> **TASK DIRECTIONS**
Copy out the lines that have "data" in them.

> **EXCERPTED RECORDS**

---

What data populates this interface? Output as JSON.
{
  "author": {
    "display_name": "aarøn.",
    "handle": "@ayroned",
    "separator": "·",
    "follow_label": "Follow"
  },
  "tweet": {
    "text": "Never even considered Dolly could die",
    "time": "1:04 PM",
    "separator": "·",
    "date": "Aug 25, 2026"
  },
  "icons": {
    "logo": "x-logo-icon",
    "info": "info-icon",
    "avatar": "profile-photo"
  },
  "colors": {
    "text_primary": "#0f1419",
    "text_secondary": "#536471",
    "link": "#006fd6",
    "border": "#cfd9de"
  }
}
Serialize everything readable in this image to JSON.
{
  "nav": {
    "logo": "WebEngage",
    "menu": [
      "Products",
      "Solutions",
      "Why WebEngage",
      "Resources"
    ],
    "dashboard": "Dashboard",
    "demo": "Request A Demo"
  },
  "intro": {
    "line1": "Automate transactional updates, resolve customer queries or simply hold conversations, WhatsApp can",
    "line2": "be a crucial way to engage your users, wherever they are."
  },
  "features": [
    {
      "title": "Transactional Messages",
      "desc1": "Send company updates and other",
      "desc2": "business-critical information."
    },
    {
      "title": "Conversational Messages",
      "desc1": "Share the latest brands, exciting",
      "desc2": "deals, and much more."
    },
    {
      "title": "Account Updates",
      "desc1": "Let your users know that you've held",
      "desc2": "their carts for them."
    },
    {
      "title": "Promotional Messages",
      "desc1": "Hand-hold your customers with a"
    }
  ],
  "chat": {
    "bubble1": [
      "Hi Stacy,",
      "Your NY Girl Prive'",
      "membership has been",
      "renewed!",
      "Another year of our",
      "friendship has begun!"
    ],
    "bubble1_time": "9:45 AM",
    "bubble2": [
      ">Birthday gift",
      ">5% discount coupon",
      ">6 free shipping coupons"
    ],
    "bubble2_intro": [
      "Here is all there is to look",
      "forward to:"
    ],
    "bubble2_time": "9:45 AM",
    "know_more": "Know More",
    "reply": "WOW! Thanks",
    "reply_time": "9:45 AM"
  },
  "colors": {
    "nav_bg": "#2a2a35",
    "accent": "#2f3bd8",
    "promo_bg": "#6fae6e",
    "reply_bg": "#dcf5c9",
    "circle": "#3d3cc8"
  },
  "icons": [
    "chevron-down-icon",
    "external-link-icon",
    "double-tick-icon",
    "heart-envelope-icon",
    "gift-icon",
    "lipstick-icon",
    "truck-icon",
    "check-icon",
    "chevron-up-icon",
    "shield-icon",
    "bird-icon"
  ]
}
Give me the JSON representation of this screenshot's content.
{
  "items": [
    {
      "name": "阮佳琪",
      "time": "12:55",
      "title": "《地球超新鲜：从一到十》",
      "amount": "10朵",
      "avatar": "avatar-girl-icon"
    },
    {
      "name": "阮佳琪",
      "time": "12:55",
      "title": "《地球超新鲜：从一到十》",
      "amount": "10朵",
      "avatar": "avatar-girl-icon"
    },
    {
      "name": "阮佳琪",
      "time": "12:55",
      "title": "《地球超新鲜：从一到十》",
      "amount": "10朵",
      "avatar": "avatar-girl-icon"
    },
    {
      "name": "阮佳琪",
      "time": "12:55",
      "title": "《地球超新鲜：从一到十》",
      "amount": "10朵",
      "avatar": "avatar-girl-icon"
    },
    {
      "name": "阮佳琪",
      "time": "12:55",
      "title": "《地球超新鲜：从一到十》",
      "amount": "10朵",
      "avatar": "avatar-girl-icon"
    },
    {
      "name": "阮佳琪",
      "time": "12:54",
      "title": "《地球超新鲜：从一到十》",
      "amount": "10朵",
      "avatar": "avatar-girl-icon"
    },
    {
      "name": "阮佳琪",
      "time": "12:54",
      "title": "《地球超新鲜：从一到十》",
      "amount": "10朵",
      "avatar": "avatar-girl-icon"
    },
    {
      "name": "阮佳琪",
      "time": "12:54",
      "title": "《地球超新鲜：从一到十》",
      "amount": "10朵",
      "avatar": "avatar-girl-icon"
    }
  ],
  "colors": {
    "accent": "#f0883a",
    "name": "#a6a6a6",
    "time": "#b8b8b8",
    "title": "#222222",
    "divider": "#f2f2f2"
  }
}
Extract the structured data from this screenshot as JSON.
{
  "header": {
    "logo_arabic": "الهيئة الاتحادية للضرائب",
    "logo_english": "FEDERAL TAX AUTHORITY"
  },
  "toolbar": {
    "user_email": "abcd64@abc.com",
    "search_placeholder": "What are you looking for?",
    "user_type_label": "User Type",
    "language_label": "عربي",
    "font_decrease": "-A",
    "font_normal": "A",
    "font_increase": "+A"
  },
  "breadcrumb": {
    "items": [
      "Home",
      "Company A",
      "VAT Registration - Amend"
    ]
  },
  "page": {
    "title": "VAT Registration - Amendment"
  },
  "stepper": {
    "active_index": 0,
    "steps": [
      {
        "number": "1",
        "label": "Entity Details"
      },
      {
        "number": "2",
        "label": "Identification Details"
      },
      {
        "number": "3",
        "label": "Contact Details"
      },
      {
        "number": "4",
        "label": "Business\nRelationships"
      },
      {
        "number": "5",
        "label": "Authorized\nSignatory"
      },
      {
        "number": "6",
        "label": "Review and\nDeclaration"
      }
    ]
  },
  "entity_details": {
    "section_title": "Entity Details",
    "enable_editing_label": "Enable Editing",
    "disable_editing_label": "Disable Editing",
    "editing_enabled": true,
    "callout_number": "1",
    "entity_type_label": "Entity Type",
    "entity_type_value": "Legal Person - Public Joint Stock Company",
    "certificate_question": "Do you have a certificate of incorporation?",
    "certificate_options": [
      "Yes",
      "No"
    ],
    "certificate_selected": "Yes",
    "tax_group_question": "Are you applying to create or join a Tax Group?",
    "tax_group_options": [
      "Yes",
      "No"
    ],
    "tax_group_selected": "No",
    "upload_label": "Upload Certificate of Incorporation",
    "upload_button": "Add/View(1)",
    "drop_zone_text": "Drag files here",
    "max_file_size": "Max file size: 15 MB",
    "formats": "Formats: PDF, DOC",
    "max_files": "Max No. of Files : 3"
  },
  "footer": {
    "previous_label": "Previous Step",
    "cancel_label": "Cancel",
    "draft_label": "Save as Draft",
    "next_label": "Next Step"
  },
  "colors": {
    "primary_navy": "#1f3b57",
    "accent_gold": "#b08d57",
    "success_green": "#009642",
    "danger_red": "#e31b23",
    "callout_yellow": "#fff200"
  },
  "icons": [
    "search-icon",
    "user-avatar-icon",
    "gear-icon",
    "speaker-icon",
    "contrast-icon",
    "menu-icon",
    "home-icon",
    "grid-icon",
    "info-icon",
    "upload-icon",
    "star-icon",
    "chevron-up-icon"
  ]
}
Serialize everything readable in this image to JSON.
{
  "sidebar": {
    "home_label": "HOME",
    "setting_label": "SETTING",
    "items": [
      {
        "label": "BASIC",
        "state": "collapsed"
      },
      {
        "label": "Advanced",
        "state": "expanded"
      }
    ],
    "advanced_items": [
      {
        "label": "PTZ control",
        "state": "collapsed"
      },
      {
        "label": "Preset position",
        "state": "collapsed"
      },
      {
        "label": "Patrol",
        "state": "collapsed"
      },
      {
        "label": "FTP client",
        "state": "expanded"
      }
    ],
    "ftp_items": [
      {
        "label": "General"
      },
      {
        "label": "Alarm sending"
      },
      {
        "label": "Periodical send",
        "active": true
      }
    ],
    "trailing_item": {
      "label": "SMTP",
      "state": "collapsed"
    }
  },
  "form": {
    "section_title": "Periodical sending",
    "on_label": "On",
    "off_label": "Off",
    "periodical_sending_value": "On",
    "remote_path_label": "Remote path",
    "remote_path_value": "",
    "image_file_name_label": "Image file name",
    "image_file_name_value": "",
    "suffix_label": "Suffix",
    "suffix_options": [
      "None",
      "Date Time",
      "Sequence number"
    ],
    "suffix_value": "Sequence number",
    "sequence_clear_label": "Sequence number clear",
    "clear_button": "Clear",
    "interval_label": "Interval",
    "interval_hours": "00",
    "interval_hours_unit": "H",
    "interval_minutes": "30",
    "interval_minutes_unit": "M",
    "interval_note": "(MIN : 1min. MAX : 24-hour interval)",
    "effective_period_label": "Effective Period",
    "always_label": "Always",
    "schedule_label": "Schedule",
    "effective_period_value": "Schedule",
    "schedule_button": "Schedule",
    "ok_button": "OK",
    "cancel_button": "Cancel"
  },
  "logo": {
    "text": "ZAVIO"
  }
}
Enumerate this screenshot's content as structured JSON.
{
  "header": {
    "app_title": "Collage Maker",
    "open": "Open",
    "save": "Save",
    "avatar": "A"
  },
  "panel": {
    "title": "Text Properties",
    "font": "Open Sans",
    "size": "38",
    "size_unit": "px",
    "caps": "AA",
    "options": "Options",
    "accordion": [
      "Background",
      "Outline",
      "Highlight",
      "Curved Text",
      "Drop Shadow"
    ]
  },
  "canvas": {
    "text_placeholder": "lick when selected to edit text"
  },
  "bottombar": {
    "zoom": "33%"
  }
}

---

> **WRITTEN RESPONSE**
What data populates this interface? Output as JSON.
Extract the structured data from this screenshot as JSON.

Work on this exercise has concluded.